'''

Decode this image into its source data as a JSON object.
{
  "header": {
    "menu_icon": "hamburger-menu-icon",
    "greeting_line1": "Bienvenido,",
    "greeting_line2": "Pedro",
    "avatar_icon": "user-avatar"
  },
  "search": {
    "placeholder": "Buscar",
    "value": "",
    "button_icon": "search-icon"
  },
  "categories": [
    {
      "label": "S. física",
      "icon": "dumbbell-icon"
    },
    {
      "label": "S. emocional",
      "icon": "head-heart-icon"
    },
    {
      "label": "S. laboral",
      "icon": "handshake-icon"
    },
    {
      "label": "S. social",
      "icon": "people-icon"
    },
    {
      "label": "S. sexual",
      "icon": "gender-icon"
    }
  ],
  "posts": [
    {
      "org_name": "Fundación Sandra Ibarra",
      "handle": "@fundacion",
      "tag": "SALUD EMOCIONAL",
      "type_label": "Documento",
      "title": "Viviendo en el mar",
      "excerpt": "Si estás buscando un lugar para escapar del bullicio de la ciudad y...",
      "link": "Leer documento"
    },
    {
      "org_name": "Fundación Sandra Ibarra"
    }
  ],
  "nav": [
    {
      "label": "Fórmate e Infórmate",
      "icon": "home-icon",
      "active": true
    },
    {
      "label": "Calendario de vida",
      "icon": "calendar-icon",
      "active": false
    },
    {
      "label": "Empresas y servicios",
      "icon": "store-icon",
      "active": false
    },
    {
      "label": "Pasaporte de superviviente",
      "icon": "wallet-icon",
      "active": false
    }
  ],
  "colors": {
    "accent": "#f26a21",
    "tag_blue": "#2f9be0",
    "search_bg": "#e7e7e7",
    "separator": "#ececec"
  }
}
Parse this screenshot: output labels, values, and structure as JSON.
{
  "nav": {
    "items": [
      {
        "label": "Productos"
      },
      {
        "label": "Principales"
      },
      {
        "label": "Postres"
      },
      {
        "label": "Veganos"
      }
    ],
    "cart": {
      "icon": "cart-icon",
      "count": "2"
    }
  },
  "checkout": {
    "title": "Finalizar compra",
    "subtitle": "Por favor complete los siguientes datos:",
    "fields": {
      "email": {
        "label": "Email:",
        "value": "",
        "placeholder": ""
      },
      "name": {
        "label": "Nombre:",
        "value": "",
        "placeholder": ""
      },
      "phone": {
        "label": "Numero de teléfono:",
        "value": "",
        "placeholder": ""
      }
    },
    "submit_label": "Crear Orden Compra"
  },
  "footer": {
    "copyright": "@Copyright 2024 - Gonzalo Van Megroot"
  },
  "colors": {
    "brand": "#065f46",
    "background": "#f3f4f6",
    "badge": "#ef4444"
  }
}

'''

● **Exercise objective**
Output only the lines from the one holding "Parse this screenshot: output" through the last line above, exactly as they appear.

● **Result of the task**
Parse this screenshot: output labels, values, and structure as JSON.
{
  "nav": {
    "items": [
      {
        "label": "Productos"
      },
      {
        "label": "Principales"
      },
      {
        "label": "Postres"
      },
      {
        "label": "Veganos"
      }
    ],
    "cart": {
      "icon": "cart-icon",
      "count": "2"
    }
  },
  "checkout": {
    "title": "Finalizar compra",
    "subtitle": "Por favor complete los siguientes datos:",
    "fields": {
      "email": {
        "label": "Email:",
        "value": "",
        "placeholder": ""
      },
      "name": {
        "label": "Nombre:",
        "value": "",
        "placeholder": ""
      },
      "phone": {
        "label": "Numero de teléfono:",
        "value": "",
        "placeholder": ""
      }
    },
    "submit_label": "Crear Orden Compra"
  },
  "footer": {
    "copyright": "@Copyright 2024 - Gonzalo Van Megroot"
  },
  "colors": {
    "brand": "#065f46",
    "background": "#f3f4f6",
    "badge": "#ef4444"
  }
}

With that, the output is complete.